Gather all lines in the entries below that include the word "Unique".

=====

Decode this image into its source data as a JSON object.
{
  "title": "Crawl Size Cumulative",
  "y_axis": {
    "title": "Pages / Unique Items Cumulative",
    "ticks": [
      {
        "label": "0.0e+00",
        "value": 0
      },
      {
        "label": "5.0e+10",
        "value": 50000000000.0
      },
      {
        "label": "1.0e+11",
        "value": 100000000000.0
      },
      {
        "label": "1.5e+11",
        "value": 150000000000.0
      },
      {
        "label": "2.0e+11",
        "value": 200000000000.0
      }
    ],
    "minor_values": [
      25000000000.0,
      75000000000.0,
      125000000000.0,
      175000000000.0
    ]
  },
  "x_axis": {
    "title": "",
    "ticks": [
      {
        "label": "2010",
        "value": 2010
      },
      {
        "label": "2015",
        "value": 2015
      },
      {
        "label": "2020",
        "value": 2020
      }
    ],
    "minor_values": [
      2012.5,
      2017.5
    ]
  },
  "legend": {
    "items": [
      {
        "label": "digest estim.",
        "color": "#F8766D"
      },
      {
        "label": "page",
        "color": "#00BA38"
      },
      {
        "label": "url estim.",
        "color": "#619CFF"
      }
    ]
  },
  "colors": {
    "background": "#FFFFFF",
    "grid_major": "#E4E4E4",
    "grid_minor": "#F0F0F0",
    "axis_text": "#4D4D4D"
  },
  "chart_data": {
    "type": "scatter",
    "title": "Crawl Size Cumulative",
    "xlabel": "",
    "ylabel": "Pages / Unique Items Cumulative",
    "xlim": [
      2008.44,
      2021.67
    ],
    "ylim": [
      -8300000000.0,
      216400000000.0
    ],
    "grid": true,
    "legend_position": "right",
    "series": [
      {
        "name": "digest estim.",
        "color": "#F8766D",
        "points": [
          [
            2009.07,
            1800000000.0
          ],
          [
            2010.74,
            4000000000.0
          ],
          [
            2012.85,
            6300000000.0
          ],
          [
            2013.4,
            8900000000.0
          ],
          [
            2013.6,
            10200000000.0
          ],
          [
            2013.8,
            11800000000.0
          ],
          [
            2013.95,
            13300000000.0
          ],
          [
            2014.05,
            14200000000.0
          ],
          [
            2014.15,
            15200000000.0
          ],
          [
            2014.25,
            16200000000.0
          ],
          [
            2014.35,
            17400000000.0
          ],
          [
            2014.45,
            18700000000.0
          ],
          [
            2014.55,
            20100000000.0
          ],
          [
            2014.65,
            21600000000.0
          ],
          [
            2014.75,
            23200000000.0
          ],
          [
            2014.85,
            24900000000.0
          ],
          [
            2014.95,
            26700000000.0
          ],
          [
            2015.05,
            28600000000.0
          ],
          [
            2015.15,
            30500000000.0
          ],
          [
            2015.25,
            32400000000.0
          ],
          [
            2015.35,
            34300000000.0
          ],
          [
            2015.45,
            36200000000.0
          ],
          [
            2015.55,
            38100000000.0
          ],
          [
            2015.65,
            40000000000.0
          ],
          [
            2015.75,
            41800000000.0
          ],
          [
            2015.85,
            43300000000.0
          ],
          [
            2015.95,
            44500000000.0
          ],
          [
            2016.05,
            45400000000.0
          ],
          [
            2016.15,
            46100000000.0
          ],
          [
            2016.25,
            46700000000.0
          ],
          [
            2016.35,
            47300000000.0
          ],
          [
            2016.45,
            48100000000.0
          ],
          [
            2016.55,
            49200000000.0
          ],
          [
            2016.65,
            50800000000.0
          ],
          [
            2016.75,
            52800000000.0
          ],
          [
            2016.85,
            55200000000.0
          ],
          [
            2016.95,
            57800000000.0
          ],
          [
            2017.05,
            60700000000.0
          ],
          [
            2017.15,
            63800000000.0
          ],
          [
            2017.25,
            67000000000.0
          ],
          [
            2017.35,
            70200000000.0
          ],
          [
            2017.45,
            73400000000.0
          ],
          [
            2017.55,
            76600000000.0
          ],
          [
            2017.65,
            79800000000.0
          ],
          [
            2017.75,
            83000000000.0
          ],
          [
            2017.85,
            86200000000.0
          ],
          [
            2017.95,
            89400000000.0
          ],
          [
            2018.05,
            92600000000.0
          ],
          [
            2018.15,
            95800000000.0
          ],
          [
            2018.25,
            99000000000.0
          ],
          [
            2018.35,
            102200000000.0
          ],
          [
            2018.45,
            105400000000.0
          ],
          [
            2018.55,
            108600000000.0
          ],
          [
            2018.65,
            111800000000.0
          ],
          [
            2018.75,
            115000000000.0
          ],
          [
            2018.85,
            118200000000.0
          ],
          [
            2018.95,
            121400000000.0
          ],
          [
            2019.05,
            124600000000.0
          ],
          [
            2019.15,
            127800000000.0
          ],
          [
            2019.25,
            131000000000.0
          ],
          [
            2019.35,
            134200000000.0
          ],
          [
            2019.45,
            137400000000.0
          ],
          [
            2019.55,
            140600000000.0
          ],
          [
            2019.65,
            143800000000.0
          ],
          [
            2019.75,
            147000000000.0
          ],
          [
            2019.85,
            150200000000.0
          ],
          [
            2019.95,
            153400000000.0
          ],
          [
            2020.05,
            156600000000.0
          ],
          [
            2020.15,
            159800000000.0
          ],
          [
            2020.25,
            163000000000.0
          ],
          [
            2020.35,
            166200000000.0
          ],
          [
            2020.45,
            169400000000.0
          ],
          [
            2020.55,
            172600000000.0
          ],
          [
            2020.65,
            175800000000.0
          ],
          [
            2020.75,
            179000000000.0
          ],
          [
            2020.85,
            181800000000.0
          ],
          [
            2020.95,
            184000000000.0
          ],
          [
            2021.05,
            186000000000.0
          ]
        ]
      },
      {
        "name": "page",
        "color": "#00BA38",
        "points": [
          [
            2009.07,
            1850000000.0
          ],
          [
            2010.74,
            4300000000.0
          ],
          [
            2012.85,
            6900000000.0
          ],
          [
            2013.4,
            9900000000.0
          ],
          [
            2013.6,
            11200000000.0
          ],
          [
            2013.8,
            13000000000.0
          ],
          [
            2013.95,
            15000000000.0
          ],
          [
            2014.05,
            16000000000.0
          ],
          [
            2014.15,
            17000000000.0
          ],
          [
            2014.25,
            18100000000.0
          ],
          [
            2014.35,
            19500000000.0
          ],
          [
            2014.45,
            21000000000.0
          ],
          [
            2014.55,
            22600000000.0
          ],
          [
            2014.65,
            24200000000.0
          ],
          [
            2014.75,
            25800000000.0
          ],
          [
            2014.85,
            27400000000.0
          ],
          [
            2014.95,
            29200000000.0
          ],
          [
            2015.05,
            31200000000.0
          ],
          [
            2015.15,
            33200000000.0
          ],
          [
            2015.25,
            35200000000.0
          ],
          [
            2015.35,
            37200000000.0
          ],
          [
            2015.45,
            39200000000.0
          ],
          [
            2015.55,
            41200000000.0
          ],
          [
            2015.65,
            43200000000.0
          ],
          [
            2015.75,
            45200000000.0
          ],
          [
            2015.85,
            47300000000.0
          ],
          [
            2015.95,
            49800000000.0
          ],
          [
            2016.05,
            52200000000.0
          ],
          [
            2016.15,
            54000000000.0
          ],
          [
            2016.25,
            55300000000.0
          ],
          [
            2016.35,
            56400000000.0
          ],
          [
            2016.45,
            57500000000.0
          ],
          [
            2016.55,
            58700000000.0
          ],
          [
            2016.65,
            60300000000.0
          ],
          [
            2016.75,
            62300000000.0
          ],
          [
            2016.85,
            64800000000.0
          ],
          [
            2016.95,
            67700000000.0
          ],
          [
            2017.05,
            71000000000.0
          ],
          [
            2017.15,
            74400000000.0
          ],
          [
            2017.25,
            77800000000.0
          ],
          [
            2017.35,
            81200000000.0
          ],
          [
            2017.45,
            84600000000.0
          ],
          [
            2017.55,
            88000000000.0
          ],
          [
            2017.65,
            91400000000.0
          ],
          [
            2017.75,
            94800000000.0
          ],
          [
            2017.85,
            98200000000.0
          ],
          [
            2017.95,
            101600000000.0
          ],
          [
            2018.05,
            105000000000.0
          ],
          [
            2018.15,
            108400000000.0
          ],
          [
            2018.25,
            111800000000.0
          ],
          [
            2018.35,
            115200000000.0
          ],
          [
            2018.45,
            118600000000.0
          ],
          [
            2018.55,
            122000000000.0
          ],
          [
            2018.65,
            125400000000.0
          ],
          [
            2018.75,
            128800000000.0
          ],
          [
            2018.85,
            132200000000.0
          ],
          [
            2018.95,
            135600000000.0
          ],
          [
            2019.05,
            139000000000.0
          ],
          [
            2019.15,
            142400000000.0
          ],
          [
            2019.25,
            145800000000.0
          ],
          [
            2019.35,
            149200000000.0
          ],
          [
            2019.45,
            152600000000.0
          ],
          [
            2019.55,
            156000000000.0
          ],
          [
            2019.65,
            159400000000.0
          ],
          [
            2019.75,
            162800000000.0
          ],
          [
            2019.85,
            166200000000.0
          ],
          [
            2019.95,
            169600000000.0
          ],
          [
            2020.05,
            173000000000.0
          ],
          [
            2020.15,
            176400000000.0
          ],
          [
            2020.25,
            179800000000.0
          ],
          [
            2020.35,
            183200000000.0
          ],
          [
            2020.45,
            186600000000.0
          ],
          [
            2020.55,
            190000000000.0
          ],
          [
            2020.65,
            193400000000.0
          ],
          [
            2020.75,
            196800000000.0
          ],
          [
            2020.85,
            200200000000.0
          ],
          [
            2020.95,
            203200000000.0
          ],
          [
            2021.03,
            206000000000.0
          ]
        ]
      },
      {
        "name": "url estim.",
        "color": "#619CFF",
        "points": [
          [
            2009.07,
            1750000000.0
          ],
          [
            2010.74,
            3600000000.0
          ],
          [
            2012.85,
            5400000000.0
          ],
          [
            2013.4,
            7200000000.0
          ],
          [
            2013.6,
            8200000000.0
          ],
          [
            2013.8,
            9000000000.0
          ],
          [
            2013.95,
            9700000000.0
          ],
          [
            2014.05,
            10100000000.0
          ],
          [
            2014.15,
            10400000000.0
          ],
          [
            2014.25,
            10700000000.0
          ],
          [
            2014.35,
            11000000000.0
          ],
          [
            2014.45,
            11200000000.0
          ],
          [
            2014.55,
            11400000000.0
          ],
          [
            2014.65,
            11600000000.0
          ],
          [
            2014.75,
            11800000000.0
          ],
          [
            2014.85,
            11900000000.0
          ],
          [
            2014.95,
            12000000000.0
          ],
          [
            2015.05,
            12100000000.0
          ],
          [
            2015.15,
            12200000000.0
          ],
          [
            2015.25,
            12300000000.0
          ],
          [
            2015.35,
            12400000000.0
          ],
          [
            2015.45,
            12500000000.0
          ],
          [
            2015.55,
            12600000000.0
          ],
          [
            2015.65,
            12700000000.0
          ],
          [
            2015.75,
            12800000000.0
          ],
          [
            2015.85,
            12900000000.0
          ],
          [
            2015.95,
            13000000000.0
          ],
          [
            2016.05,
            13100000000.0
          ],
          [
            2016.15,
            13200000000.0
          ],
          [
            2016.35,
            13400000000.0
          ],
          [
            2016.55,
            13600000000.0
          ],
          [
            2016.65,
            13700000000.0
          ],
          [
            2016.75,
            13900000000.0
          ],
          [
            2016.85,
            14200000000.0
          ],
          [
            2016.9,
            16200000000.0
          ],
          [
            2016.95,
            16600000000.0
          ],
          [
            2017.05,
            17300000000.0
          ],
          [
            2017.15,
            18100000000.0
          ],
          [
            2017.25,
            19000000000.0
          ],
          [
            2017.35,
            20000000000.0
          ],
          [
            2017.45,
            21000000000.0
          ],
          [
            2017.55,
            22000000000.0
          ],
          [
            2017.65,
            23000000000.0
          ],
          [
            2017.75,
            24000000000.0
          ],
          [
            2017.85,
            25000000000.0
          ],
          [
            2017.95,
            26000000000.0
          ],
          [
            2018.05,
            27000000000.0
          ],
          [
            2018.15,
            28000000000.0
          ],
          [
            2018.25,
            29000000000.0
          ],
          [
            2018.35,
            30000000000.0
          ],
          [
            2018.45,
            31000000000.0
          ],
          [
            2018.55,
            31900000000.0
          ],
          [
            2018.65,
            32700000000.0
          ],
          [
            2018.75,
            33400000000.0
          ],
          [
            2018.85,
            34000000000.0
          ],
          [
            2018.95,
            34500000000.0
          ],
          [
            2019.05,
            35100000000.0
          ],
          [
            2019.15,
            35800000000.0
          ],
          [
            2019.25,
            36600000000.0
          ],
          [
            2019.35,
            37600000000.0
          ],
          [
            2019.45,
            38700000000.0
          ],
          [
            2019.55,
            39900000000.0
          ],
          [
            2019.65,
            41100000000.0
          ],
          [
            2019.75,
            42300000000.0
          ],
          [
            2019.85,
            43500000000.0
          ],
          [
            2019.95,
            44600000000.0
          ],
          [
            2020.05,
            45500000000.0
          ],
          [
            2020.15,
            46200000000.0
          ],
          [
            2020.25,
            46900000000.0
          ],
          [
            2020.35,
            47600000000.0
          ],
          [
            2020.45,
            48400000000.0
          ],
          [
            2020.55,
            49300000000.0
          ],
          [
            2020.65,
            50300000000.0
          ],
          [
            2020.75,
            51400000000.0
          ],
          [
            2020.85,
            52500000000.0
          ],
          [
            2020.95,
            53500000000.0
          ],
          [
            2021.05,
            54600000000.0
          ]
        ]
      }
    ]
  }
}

=====

§ EXPECTED ANSWER
    "title": "Pages / Unique Items Cumulative",
    "ylabel": "Pages / Unique Items Cumulative",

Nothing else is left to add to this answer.